▸ TEXT TO READ:
# # # # # # #
One need not be a follower of the libertarian anti-psychiatrist, Thomas Szasz, who rejected the very notion of mental illness, to be disinclined to pin one's hopes for this poor man’s future on faith in any such a sanity clause.
The reason the man should not be having to face trial or the death penalty for having done what he is alleged to is not that he is unfit to plead by virtue of insanity. It is, rather, that he has no case to answer, having done nothing for which he deserves to stand trial or be punished in having left his previous faith for another.
What is truly insane is the notion that has brought him to be facing trial-- viz. that apostasy from Islam should be a legally recognised offence, save a purely religious one, for which, at worst, ostracism by Muslims should be the only penalty allowable by law. Indeed, the legal practice of punishing it by death should not just be considered insane, but the most flagrant breach of human rights, if there be any such rights at all. Any country which has instituted such a practice should be subject to the severest possible sanctions by the international community.
# # # # # # #
▸ DATA LINES:
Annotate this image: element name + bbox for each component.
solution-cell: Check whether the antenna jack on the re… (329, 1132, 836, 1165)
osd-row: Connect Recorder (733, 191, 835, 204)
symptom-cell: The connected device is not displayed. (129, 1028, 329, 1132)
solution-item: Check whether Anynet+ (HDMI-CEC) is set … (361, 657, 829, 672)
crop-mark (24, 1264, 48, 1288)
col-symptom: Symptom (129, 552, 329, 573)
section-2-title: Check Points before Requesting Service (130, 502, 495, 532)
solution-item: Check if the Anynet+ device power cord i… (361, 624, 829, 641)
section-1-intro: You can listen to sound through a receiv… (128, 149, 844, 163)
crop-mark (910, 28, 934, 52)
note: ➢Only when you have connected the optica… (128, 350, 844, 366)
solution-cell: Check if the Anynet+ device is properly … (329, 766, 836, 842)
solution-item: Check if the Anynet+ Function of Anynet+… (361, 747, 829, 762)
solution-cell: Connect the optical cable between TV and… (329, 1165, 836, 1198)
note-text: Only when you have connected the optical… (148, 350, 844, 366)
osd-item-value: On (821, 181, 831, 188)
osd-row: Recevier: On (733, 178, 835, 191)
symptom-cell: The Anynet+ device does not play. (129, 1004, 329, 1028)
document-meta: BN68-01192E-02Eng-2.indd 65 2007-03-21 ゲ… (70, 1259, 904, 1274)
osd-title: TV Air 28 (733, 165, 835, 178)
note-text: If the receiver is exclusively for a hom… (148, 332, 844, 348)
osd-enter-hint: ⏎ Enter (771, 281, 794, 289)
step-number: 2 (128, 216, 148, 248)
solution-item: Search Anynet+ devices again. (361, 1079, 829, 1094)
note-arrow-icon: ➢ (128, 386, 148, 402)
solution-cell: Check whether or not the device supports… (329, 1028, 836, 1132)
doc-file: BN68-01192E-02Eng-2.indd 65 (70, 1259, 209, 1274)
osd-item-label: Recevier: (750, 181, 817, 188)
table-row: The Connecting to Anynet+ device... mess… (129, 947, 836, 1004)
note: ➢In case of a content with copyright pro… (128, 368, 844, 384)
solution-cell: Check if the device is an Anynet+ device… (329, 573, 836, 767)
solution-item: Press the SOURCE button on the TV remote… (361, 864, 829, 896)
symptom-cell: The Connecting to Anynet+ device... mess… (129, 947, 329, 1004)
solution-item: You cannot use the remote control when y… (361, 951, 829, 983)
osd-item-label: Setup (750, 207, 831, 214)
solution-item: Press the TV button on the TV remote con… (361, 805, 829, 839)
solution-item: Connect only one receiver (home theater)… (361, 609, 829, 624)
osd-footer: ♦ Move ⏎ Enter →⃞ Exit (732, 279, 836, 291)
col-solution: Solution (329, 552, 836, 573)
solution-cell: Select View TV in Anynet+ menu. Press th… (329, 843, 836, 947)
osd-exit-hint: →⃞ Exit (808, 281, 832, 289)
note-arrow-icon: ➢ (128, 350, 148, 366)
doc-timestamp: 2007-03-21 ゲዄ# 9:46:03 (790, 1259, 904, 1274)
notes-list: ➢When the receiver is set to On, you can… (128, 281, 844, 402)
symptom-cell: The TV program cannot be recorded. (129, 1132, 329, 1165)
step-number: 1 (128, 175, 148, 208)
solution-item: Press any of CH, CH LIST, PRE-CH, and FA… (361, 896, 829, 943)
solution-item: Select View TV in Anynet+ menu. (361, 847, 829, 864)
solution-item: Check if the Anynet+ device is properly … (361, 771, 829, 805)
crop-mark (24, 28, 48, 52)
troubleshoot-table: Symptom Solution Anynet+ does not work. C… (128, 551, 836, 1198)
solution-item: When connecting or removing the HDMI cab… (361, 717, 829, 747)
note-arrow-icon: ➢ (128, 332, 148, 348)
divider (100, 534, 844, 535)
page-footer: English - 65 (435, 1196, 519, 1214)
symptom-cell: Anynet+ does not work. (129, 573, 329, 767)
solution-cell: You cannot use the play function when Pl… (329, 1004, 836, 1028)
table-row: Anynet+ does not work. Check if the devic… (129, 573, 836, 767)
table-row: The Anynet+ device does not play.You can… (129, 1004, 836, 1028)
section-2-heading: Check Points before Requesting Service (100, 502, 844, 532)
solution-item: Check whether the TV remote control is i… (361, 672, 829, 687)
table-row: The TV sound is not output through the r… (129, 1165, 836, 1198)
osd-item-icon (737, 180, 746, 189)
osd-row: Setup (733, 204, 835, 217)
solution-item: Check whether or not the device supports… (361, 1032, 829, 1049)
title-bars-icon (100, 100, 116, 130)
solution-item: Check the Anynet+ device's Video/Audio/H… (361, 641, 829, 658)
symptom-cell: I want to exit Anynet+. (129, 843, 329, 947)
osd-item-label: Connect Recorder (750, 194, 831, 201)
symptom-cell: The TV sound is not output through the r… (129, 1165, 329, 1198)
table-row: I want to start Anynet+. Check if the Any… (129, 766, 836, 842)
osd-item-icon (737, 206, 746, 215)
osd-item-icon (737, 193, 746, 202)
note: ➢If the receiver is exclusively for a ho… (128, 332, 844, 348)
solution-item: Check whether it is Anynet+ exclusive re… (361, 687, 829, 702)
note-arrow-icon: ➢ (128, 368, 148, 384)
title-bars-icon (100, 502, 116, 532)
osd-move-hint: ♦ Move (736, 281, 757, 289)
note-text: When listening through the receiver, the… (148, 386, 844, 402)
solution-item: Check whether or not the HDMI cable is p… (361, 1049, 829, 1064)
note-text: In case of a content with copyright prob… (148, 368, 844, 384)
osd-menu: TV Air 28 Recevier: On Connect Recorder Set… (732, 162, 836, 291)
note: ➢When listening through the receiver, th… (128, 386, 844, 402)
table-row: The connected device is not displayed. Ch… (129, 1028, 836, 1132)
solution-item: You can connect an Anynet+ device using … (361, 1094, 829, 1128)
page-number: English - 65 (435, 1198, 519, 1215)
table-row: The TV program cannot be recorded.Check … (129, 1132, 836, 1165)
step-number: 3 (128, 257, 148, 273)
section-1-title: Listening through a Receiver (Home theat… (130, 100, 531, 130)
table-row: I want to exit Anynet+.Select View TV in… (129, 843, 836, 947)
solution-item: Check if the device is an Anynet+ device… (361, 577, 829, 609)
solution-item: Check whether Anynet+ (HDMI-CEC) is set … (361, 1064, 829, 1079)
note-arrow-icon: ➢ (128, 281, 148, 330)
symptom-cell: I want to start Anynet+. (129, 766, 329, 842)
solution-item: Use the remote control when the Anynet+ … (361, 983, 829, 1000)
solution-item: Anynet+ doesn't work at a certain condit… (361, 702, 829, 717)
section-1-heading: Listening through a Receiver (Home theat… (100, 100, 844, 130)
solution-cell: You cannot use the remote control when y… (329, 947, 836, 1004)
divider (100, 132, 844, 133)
# # # # # # #
▸ EXERCISE TASKS:
**1.** Reproduce the part of the text about apostasy that starts at "The reason the" and ends at "faith for another.".
**2.** Pull out every line of the listing that contains the word "exclusively".

▸ OUTPUTS BY TASK:
**1.**
The reason the man should not be having to face trial or the death penalty for having done what he is alleged to is not that he is unfit to plead by virtue of insanity. It is, rather, that he has no case to answer, having done nothing for which he deserves to stand trial or be punished in having left his previous faith for another.

**2.**
note-text: If the receiver is exclusively for a hom… (148, 332, 844, 348)
note: ➢If the receiver is exclusively for a ho… (128, 332, 844, 348)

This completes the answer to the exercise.